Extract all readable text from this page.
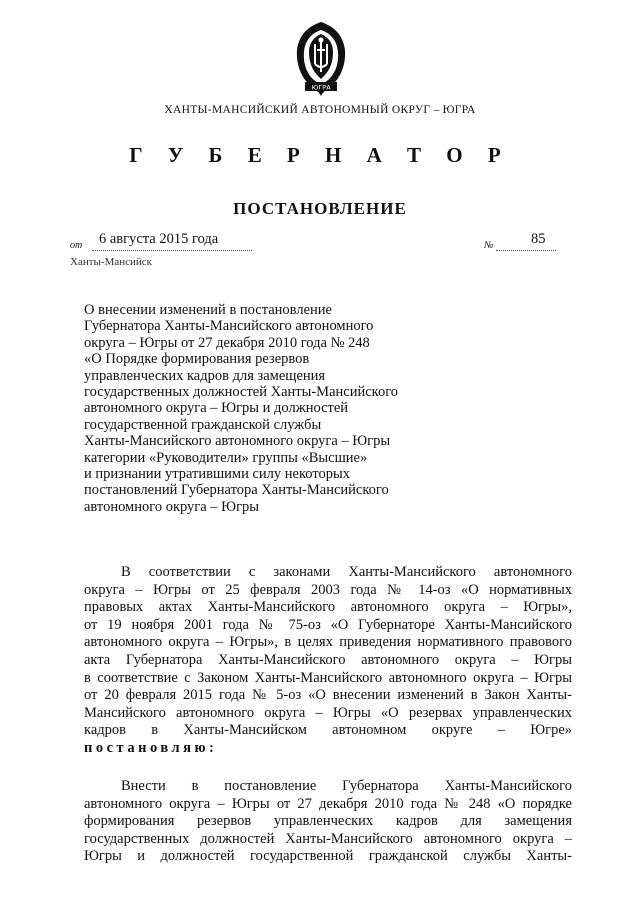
ЮГРА
ХАНТЫ-МАНСИЙСКИЙ АВТОНОМНЫЙ ОКРУГ – ЮГРА
Г У Б Е Р Н А Т О Р
ПОСТАНОВЛЕНИЕ
от 6 августа 2015 года	№	85
Ханты-Мансийск
О внесении изменений в постановление
Губернатора Ханты-Мансийского автономного
округа – Югры от 27 декабря 2010 года № 248
«О Порядке формирования резервов
управленческих кадров для замещения
государственных должностей Ханты-Мансийского
автономного округа – Югры и должностей
государственной гражданской службы
Ханты-Мансийского автономного округа – Югры
категории «Руководители» группы «Высшие»
и признании утратившими силу некоторых
постановлений Губернатора Ханты-Мансийского
автономного округа – Югры
В соответствии с законами Ханты-Мансийского автономного
округа – Югры от 25 февраля 2003 года № 14-оз «О нормативных
правовых актах Ханты-Мансийского автономного округа – Югры»,
от 19 ноября 2001 года № 75-оз «О Губернаторе Ханты-Мансийского
автономного округа – Югры», в целях приведения нормативного правового
акта Губернатора Ханты-Мансийского автономного округа – Югры
в соответствие с Законом Ханты-Мансийского автономного округа – Югры
от 20 февраля 2015 года № 5-оз «О внесении изменений в Закон Ханты-
Мансийского автономного округа – Югры «О резервах управленческих
кадров в Ханты-Мансийском автономном округе – Югре»
постановляю:
Внести в постановление Губернатора Ханты-Мансийского
автономного округа – Югры от 27 декабря 2010 года № 248 «О порядке
формирования резервов управленческих кадров для замещения
государственных должностей Ханты-Мансийского автономного округа –
Югры и должностей государственной гражданской службы Ханты-
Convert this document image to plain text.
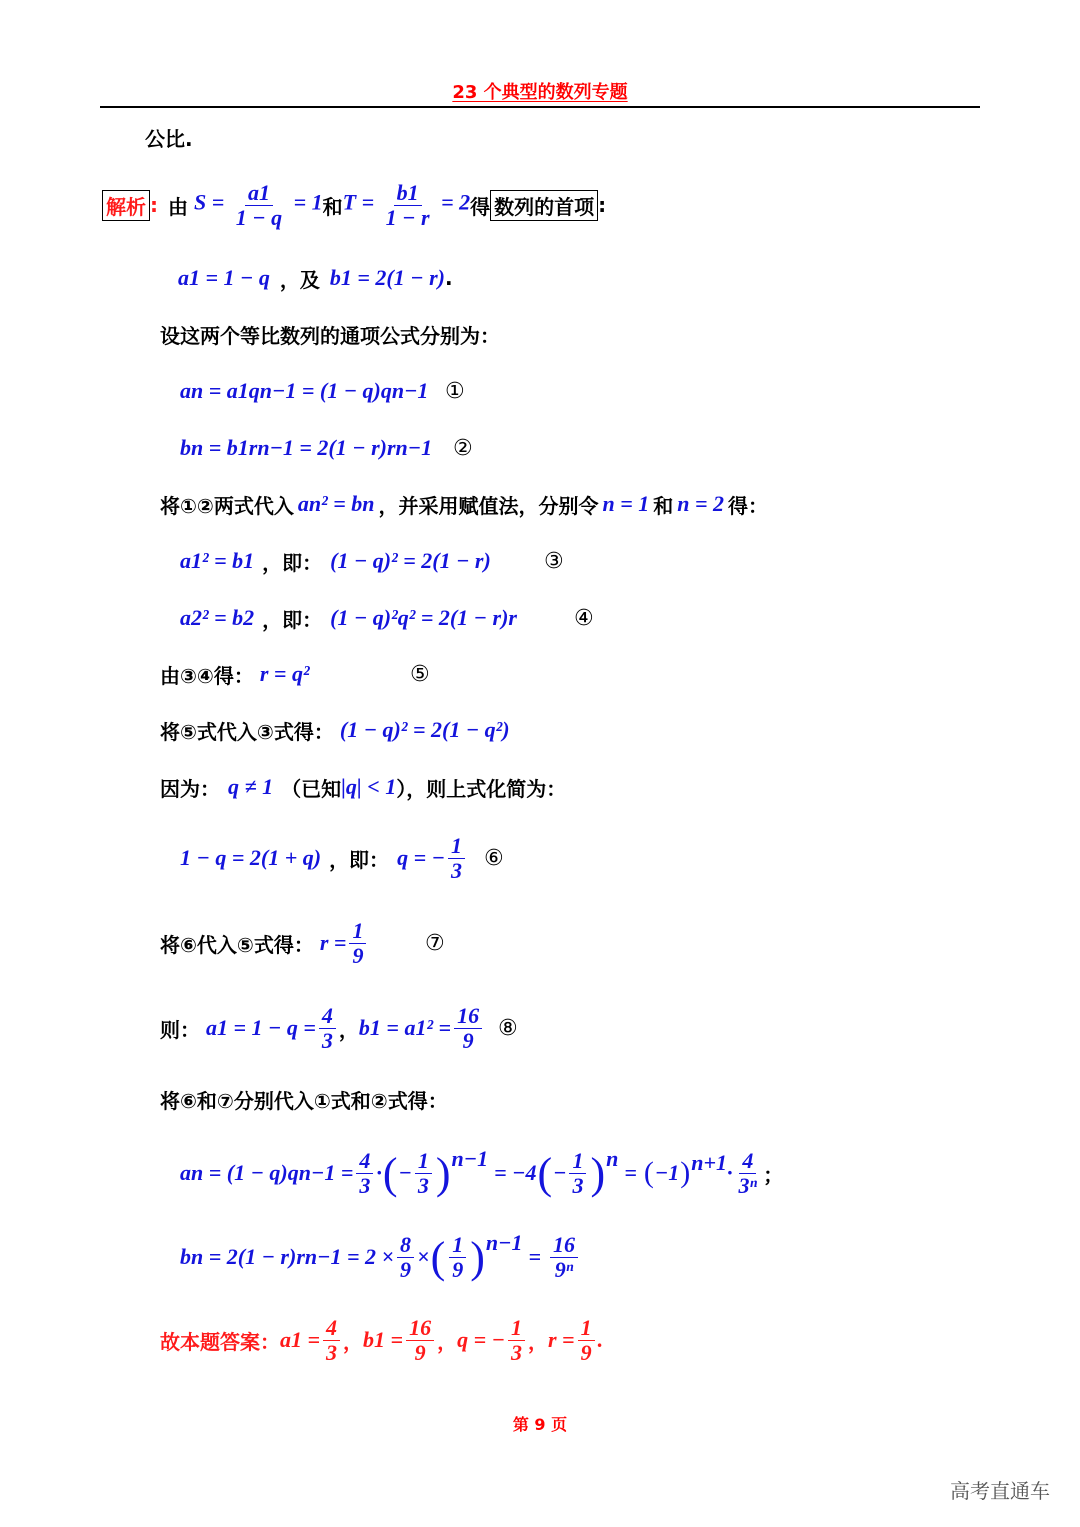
23 个典型的数列专题
公比.
解析 : 由 $S = \frac{a1}{1 - q} = 1$ 和 $T = \frac{b1}{1 - r} = 2$ 得 数列的首项 :
a1 = 1 − q ，及 b1 = 2(1 − r) .
设这两个等比数列的通项公式分别为：
an = a1qn−1 = (1 − q)qn−1 ①
bn = b1rn−1 = 2(1 − r)rn−1 ②
将①②两式代入 an² = bn ，并采用赋值法，分别令 n = 1 和 n = 2 得：
a1² = b1 ，即： (1 − q)² = 2(1 − r) ③
a2² = b2 ，即： (1 − q)²q² = 2(1 − r)r	④
由③④得： r = q²	⑤
将⑤式代入③式得： (1 − q)² = 2(1 − q²)
因为： q ≠ 1 （已知 |q| < 1 ），则上式化简为：
1 − q = 2(1 + q) ，即： q = − $\frac{1}{3}$ ⑥
将⑥代入⑤式得： $r = \frac{1}{9}$	⑦
则： $a1 = 1 - q = \frac{4}{3}$ ， $b1 = a1^2 = \frac{16}{9}$ ⑧
将⑥和⑦分别代入①式和②式得：
an = $(1 - q)qn-1 = \frac{4}{3}$ · ( − $\frac{1}{3} )^{n-1}$
= −4 ( − $\frac{1}{3} )^n$
= ( −1 )$^{n+1} \cdot \frac{4}{\text{3ⁿ}}$ ；
bn = $2(1 - r)rn-1 = 2 \times \frac{8}{9}$ × ( $\frac{1}{9} )^{n-1}$
= $\frac{16}{\text{9ⁿ}}$
故本题答案： $a1 = \frac{4}{3}$ ， $b1 = \frac{16}{9}$ ， q = − $\frac{1}{3}$ ， $r = \frac{1}{9}$ .
第 9 页
高考直通车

------------

Requirement: Strip out the pictures and quote the remaining data word for word.

Correct response:
Extract all readable text from this page.
ЮГРА
ХАНТЫ-МАНСИЙСКИЙ АВТОНОМНЫЙ ОКРУГ – ЮГРА
Г У Б Е Р Н А Т О Р
ПОСТАНОВЛЕНИЕ
от 6 августа 2015 года	№	85
Ханты-Мансийск
О внесении изменений в постановление
Губернатора Ханты-Мансийского автономного
округа – Югры от 27 декабря 2010 года № 248
«О Порядке формирования резервов
управленческих кадров для замещения
государственных должностей Ханты-Мансийского
автономного округа – Югры и должностей
государственной гражданской службы
Ханты-Мансийского автономного округа – Югры
категории «Руководители» группы «Высшие»
и признании утратившими силу некоторых
постановлений Губернатора Ханты-Мансийского
автономного округа – Югры
В соответствии с законами Ханты-Мансийского автономного
округа – Югры от 25 февраля 2003 года № 14-оз «О нормативных
правовых актах Ханты-Мансийского автономного округа – Югры»,
от 19 ноября 2001 года № 75-оз «О Губернаторе Ханты-Мансийского
автономного округа – Югры», в целях приведения нормативного правового
акта Губернатора Ханты-Мансийского автономного округа – Югры
в соответствие с Законом Ханты-Мансийского автономного округа – Югры
от 20 февраля 2015 года № 5-оз «О внесении изменений в Закон Ханты-
Мансийского автономного округа – Югры «О резервах управленческих
кадров в Ханты-Мансийском автономном округе – Югре»
постановляю:
Внести в постановление Губернатора Ханты-Мансийского
автономного округа – Югры от 27 декабря 2010 года № 248 «О порядке
формирования резервов управленческих кадров для замещения
государственных должностей Ханты-Мансийского автономного округа –
Югры и должностей государственной гражданской службы Ханты-
Convert this document image to plain text.
23 个典型的数列专题
公比.
解析 : 由 $S = \frac{a1}{1 - q} = 1$ 和 $T = \frac{b1}{1 - r} = 2$ 得 数列的首项 :
a1 = 1 − q ，及 b1 = 2(1 − r) .
设这两个等比数列的通项公式分别为：
an = a1qn−1 = (1 − q)qn−1 ①
bn = b1rn−1 = 2(1 − r)rn−1 ②
将①②两式代入 an² = bn ，并采用赋值法，分别令 n = 1 和 n = 2 得：
a1² = b1 ，即： (1 − q)² = 2(1 − r) ③
a2² = b2 ，即： (1 − q)²q² = 2(1 − r)r	④
由③④得： r = q²	⑤
将⑤式代入③式得： (1 − q)² = 2(1 − q²)
因为： q ≠ 1 （已知 |q| < 1 ），则上式化简为：
1 − q = 2(1 + q) ，即： q = − $\frac{1}{3}$ ⑥
将⑥代入⑤式得： $r = \frac{1}{9}$	⑦
则： $a1 = 1 - q = \frac{4}{3}$ ， $b1 = a1^2 = \frac{16}{9}$ ⑧
将⑥和⑦分别代入①式和②式得：
an = $(1 - q)qn-1 = \frac{4}{3}$ · ( − $\frac{1}{3} )^{n-1}$
= −4 ( − $\frac{1}{3} )^n$
= ( −1 )$^{n+1} \cdot \frac{4}{\text{3ⁿ}}$ ；
bn = $2(1 - r)rn-1 = 2 \times \frac{8}{9}$ × ( $\frac{1}{9} )^{n-1}$
= $\frac{16}{\text{9ⁿ}}$
故本题答案： $a1 = \frac{4}{3}$ ， $b1 = \frac{16}{9}$ ， q = − $\frac{1}{3}$ ， $r = \frac{1}{9}$ .
第 9 页
高考直通车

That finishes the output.